§ **Instructions to follow**: How many lines in the records below contain the word "INACTIVAS"? Give only the number.

§ **Exercise materials**:
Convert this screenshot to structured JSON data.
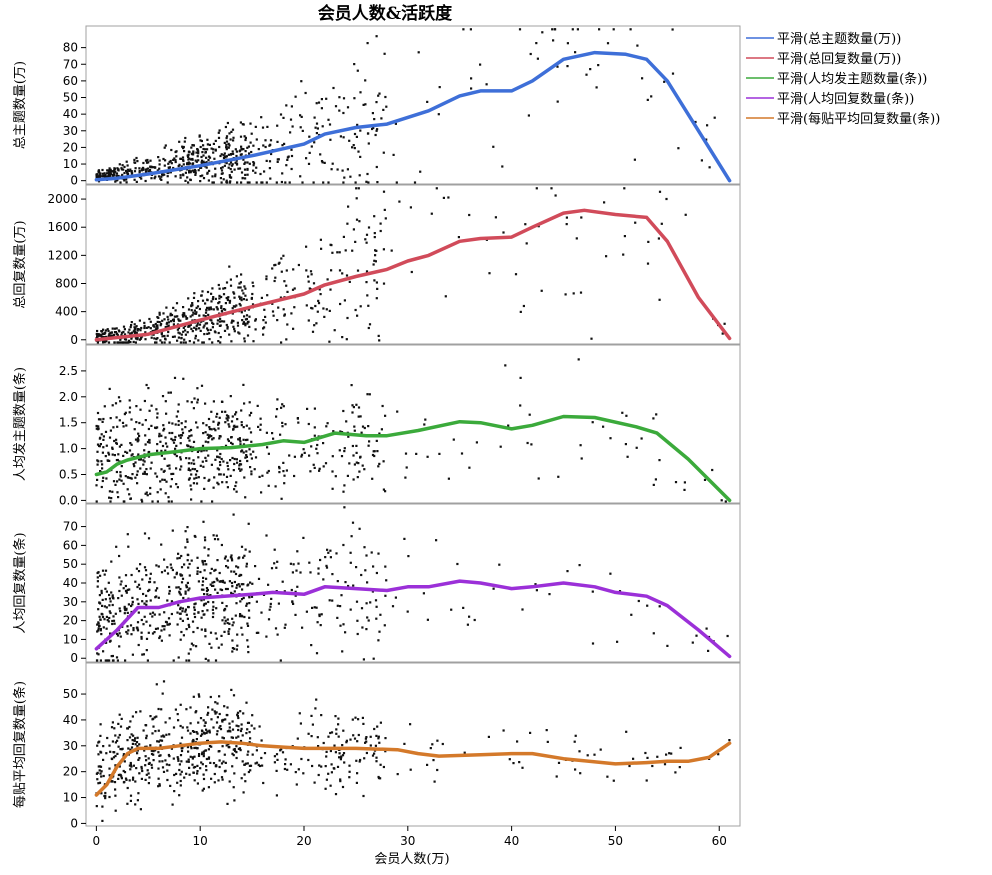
{
  "chart_data": {
    "type": "scatter",
    "title": "会员人数&活跃度",
    "xlabel": "会员人数(万)",
    "xlim": [
      -1,
      62
    ],
    "xticks": [
      0,
      10,
      20,
      30,
      40,
      50,
      60
    ],
    "grid": false,
    "legend_position": "top-right",
    "panels": [
      {
        "ylabel": "总主题数量(万)",
        "ylim": [
          -2,
          93
        ],
        "yticks": [
          0,
          10,
          20,
          30,
          40,
          50,
          60,
          70,
          80
        ],
        "tick_labels": [
          "0",
          "10",
          "20",
          "30",
          "40",
          "50",
          "60",
          "70",
          "80"
        ],
        "series_name": "平滑(总主题数量(万))",
        "color": "#3E6FD8",
        "smooth": [
          [
            0,
            0.5
          ],
          [
            2,
            1.5
          ],
          [
            5,
            4
          ],
          [
            10,
            9
          ],
          [
            15,
            15
          ],
          [
            20,
            22
          ],
          [
            22,
            28
          ],
          [
            25,
            32
          ],
          [
            28,
            34
          ],
          [
            32,
            42
          ],
          [
            35,
            51
          ],
          [
            37,
            54
          ],
          [
            40,
            54
          ],
          [
            42,
            60
          ],
          [
            45,
            73
          ],
          [
            48,
            77
          ],
          [
            51,
            76
          ],
          [
            53,
            73
          ],
          [
            55,
            60
          ],
          [
            58,
            30
          ],
          [
            61,
            0
          ]
        ],
        "density": [
          [
            0,
            3
          ],
          [
            2,
            4
          ],
          [
            5,
            7
          ],
          [
            10,
            12
          ],
          [
            15,
            16
          ],
          [
            20,
            22
          ],
          [
            25,
            32
          ],
          [
            30,
            40
          ],
          [
            35,
            50
          ],
          [
            40,
            55
          ],
          [
            45,
            70
          ],
          [
            50,
            73
          ],
          [
            55,
            65
          ],
          [
            61,
            0
          ]
        ],
        "spread": [
          [
            0,
            1.5
          ],
          [
            5,
            4
          ],
          [
            10,
            7
          ],
          [
            15,
            12
          ],
          [
            20,
            17
          ],
          [
            25,
            22
          ],
          [
            30,
            28
          ],
          [
            40,
            32
          ],
          [
            50,
            30
          ],
          [
            61,
            10
          ]
        ]
      },
      {
        "ylabel": "总回复数量(万)",
        "ylim": [
          -60,
          2200
        ],
        "yticks": [
          0,
          400,
          800,
          1200,
          1600,
          2000
        ],
        "tick_labels": [
          "0",
          "400",
          "800",
          "1200",
          "1600",
          "2000"
        ],
        "series_name": "平滑(总回复数量(万))",
        "color": "#D14B5A",
        "smooth": [
          [
            0,
            0
          ],
          [
            5,
            80
          ],
          [
            10,
            280
          ],
          [
            15,
            470
          ],
          [
            20,
            650
          ],
          [
            22,
            780
          ],
          [
            25,
            900
          ],
          [
            28,
            1000
          ],
          [
            30,
            1120
          ],
          [
            32,
            1200
          ],
          [
            35,
            1400
          ],
          [
            37,
            1440
          ],
          [
            40,
            1460
          ],
          [
            42,
            1600
          ],
          [
            45,
            1800
          ],
          [
            47,
            1840
          ],
          [
            50,
            1780
          ],
          [
            53,
            1740
          ],
          [
            55,
            1400
          ],
          [
            58,
            600
          ],
          [
            61,
            20
          ]
        ],
        "density": [
          [
            0,
            30
          ],
          [
            5,
            120
          ],
          [
            10,
            320
          ],
          [
            15,
            500
          ],
          [
            20,
            680
          ],
          [
            25,
            920
          ],
          [
            30,
            1150
          ],
          [
            35,
            1400
          ],
          [
            40,
            1450
          ],
          [
            45,
            1750
          ],
          [
            50,
            1750
          ],
          [
            55,
            1500
          ],
          [
            61,
            50
          ]
        ],
        "spread": [
          [
            0,
            40
          ],
          [
            5,
            100
          ],
          [
            10,
            200
          ],
          [
            15,
            300
          ],
          [
            20,
            400
          ],
          [
            25,
            550
          ],
          [
            30,
            700
          ],
          [
            40,
            800
          ],
          [
            50,
            800
          ],
          [
            61,
            200
          ]
        ]
      },
      {
        "ylabel": "人均发主题数量(条)",
        "ylim": [
          -0.05,
          3.0
        ],
        "yticks": [
          0,
          0.5,
          1,
          1.5,
          2,
          2.5
        ],
        "tick_labels": [
          "0.0",
          "0.5",
          "1.0",
          "1.5",
          "2.0",
          "2.5"
        ],
        "series_name": "平滑(人均发主题数量(条))",
        "color": "#3BAA3B",
        "smooth": [
          [
            0,
            0.5
          ],
          [
            1,
            0.55
          ],
          [
            2,
            0.7
          ],
          [
            3,
            0.78
          ],
          [
            5,
            0.88
          ],
          [
            8,
            0.95
          ],
          [
            10,
            1.0
          ],
          [
            13,
            1.02
          ],
          [
            16,
            1.08
          ],
          [
            18,
            1.15
          ],
          [
            20,
            1.12
          ],
          [
            23,
            1.3
          ],
          [
            26,
            1.25
          ],
          [
            28,
            1.25
          ],
          [
            31,
            1.35
          ],
          [
            35,
            1.52
          ],
          [
            37,
            1.5
          ],
          [
            40,
            1.38
          ],
          [
            42,
            1.45
          ],
          [
            45,
            1.62
          ],
          [
            48,
            1.6
          ],
          [
            52,
            1.42
          ],
          [
            54,
            1.3
          ],
          [
            57,
            0.8
          ],
          [
            61,
            0
          ]
        ],
        "density": [
          [
            0,
            0.9
          ],
          [
            5,
            1.0
          ],
          [
            10,
            1.05
          ],
          [
            20,
            1.1
          ],
          [
            30,
            1.2
          ],
          [
            40,
            1.3
          ],
          [
            50,
            1.4
          ],
          [
            61,
            0.1
          ]
        ],
        "spread": [
          [
            0,
            0.55
          ],
          [
            5,
            0.6
          ],
          [
            10,
            0.55
          ],
          [
            20,
            0.5
          ],
          [
            30,
            0.5
          ],
          [
            40,
            0.5
          ],
          [
            50,
            0.5
          ],
          [
            61,
            0.2
          ]
        ]
      },
      {
        "ylabel": "人均回复数量(条)",
        "ylim": [
          -2,
          82
        ],
        "yticks": [
          0,
          10,
          20,
          30,
          40,
          50,
          60,
          70
        ],
        "tick_labels": [
          "0",
          "10",
          "20",
          "30",
          "40",
          "50",
          "60",
          "70"
        ],
        "series_name": "平滑(人均回复数量(条))",
        "color": "#9B30D8",
        "smooth": [
          [
            0,
            5
          ],
          [
            2,
            15
          ],
          [
            4,
            27
          ],
          [
            6,
            27
          ],
          [
            8,
            30
          ],
          [
            10,
            32
          ],
          [
            15,
            34
          ],
          [
            17,
            35
          ],
          [
            20,
            34
          ],
          [
            22,
            38
          ],
          [
            25,
            37
          ],
          [
            28,
            36
          ],
          [
            30,
            38
          ],
          [
            32,
            38
          ],
          [
            35,
            41
          ],
          [
            37,
            40
          ],
          [
            40,
            37
          ],
          [
            42,
            38
          ],
          [
            45,
            40
          ],
          [
            48,
            38
          ],
          [
            50,
            35
          ],
          [
            53,
            33
          ],
          [
            55,
            28
          ],
          [
            58,
            15
          ],
          [
            61,
            1
          ]
        ],
        "density": [
          [
            0,
            20
          ],
          [
            5,
            30
          ],
          [
            10,
            33
          ],
          [
            20,
            35
          ],
          [
            30,
            37
          ],
          [
            40,
            37
          ],
          [
            50,
            35
          ],
          [
            61,
            5
          ]
        ],
        "spread": [
          [
            0,
            15
          ],
          [
            5,
            17
          ],
          [
            10,
            17
          ],
          [
            20,
            17
          ],
          [
            30,
            15
          ],
          [
            40,
            15
          ],
          [
            50,
            15
          ],
          [
            61,
            5
          ]
        ]
      },
      {
        "ylabel": "每贴平均回复数量(条)",
        "ylim": [
          -1,
          62
        ],
        "yticks": [
          0,
          10,
          20,
          30,
          40,
          50
        ],
        "tick_labels": [
          "0",
          "10",
          "20",
          "30",
          "40",
          "50"
        ],
        "series_name": "平滑(每贴平均回复数量(条))",
        "color": "#D4792A",
        "smooth": [
          [
            0,
            11
          ],
          [
            1,
            15
          ],
          [
            2,
            22
          ],
          [
            3,
            27
          ],
          [
            4,
            29
          ],
          [
            6,
            29
          ],
          [
            8,
            30
          ],
          [
            10,
            31
          ],
          [
            12,
            31.5
          ],
          [
            14,
            31
          ],
          [
            16,
            30
          ],
          [
            18,
            29.5
          ],
          [
            20,
            29
          ],
          [
            25,
            29
          ],
          [
            29,
            28.5
          ],
          [
            31,
            27
          ],
          [
            33,
            26
          ],
          [
            37,
            26.5
          ],
          [
            40,
            27
          ],
          [
            42,
            27
          ],
          [
            45,
            25
          ],
          [
            50,
            23
          ],
          [
            53,
            23.5
          ],
          [
            55,
            24
          ],
          [
            57,
            24
          ],
          [
            59,
            25.5
          ],
          [
            61,
            31
          ]
        ],
        "density": [
          [
            0,
            20
          ],
          [
            5,
            29
          ],
          [
            10,
            31
          ],
          [
            20,
            29
          ],
          [
            30,
            28
          ],
          [
            40,
            27
          ],
          [
            50,
            24
          ],
          [
            61,
            30
          ]
        ],
        "spread": [
          [
            0,
            8
          ],
          [
            5,
            9
          ],
          [
            10,
            9
          ],
          [
            20,
            8
          ],
          [
            30,
            7
          ],
          [
            40,
            5
          ],
          [
            50,
            5
          ],
          [
            61,
            5
          ]
        ]
      }
    ]
  }
}
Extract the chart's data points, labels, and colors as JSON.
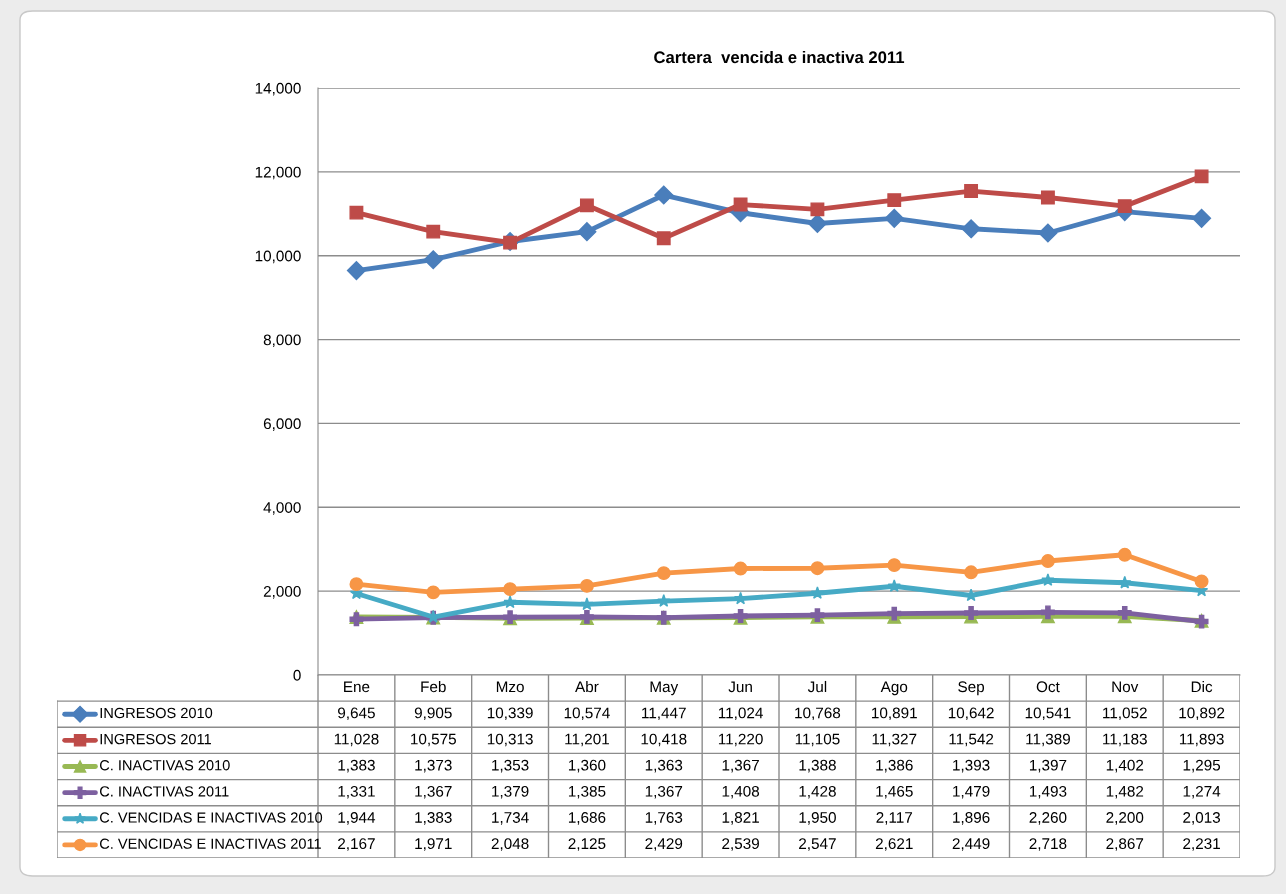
{
  "chart_data": {
    "type": "line",
    "title": "Cartera  vencida e inactiva 2011",
    "categories": [
      "Ene",
      "Feb",
      "Mzo",
      "Abr",
      "May",
      "Jun",
      "Jul",
      "Ago",
      "Sep",
      "Oct",
      "Nov",
      "Dic"
    ],
    "series": [
      {
        "name": "INGRESOS 2010",
        "color": "#4a7ebb",
        "marker": "diamond",
        "values": [
          9645,
          9905,
          10339,
          10574,
          11447,
          11024,
          10768,
          10891,
          10642,
          10541,
          11052,
          10892
        ],
        "value_labels": [
          "9,645",
          "9,905",
          "10,339",
          "10,574",
          "11,447",
          "11,024",
          "10,768",
          "10,891",
          "10,642",
          "10,541",
          "11,052",
          "10,892"
        ]
      },
      {
        "name": "INGRESOS 2011",
        "color": "#be4b48",
        "marker": "square",
        "values": [
          11028,
          10575,
          10313,
          11201,
          10418,
          11220,
          11105,
          11327,
          11542,
          11389,
          11183,
          11893
        ],
        "value_labels": [
          "11,028",
          "10,575",
          "10,313",
          "11,201",
          "10,418",
          "11,220",
          "11,105",
          "11,327",
          "11,542",
          "11,389",
          "11,183",
          "11,893"
        ]
      },
      {
        "name": "C. INACTIVAS 2010",
        "color": "#98b954",
        "marker": "triangle",
        "values": [
          1383,
          1373,
          1353,
          1360,
          1363,
          1367,
          1388,
          1386,
          1393,
          1397,
          1402,
          1295
        ],
        "value_labels": [
          "1,383",
          "1,373",
          "1,353",
          "1,360",
          "1,363",
          "1,367",
          "1,388",
          "1,386",
          "1,393",
          "1,397",
          "1,402",
          "1,295"
        ]
      },
      {
        "name": "C. INACTIVAS 2011",
        "color": "#7d60a0",
        "marker": "cross",
        "values": [
          1331,
          1367,
          1379,
          1385,
          1367,
          1408,
          1428,
          1465,
          1479,
          1493,
          1482,
          1274
        ],
        "value_labels": [
          "1,331",
          "1,367",
          "1,379",
          "1,385",
          "1,367",
          "1,408",
          "1,428",
          "1,465",
          "1,479",
          "1,493",
          "1,482",
          "1,274"
        ]
      },
      {
        "name": "C. VENCIDAS E INACTIVAS 2010",
        "color": "#46aac5",
        "marker": "star",
        "values": [
          1944,
          1383,
          1734,
          1686,
          1763,
          1821,
          1950,
          2117,
          1896,
          2260,
          2200,
          2013
        ],
        "value_labels": [
          "1,944",
          "1,383",
          "1,734",
          "1,686",
          "1,763",
          "1,821",
          "1,950",
          "2,117",
          "1,896",
          "2,260",
          "2,200",
          "2,013"
        ]
      },
      {
        "name": "C. VENCIDAS E INACTIVAS 2011",
        "color": "#f79646",
        "marker": "circle",
        "values": [
          2167,
          1971,
          2048,
          2125,
          2429,
          2539,
          2547,
          2621,
          2449,
          2718,
          2867,
          2231
        ],
        "value_labels": [
          "2,167",
          "1,971",
          "2,048",
          "2,125",
          "2,429",
          "2,539",
          "2,547",
          "2,621",
          "2,449",
          "2,718",
          "2,867",
          "2,231"
        ]
      }
    ],
    "ylim": [
      0,
      14000
    ],
    "yticks": [
      {
        "value": 0,
        "label": "0"
      },
      {
        "value": 2000,
        "label": "2,000"
      },
      {
        "value": 4000,
        "label": "4,000"
      },
      {
        "value": 6000,
        "label": "6,000"
      },
      {
        "value": 8000,
        "label": "8,000"
      },
      {
        "value": 10000,
        "label": "10,000"
      },
      {
        "value": 12000,
        "label": "12,000"
      },
      {
        "value": 14000,
        "label": "14,000"
      }
    ],
    "grid": "y",
    "tick_labels": "y",
    "legend": "bottom left",
    "line_style": "solid"
  }
}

§ **Exercise response**: 4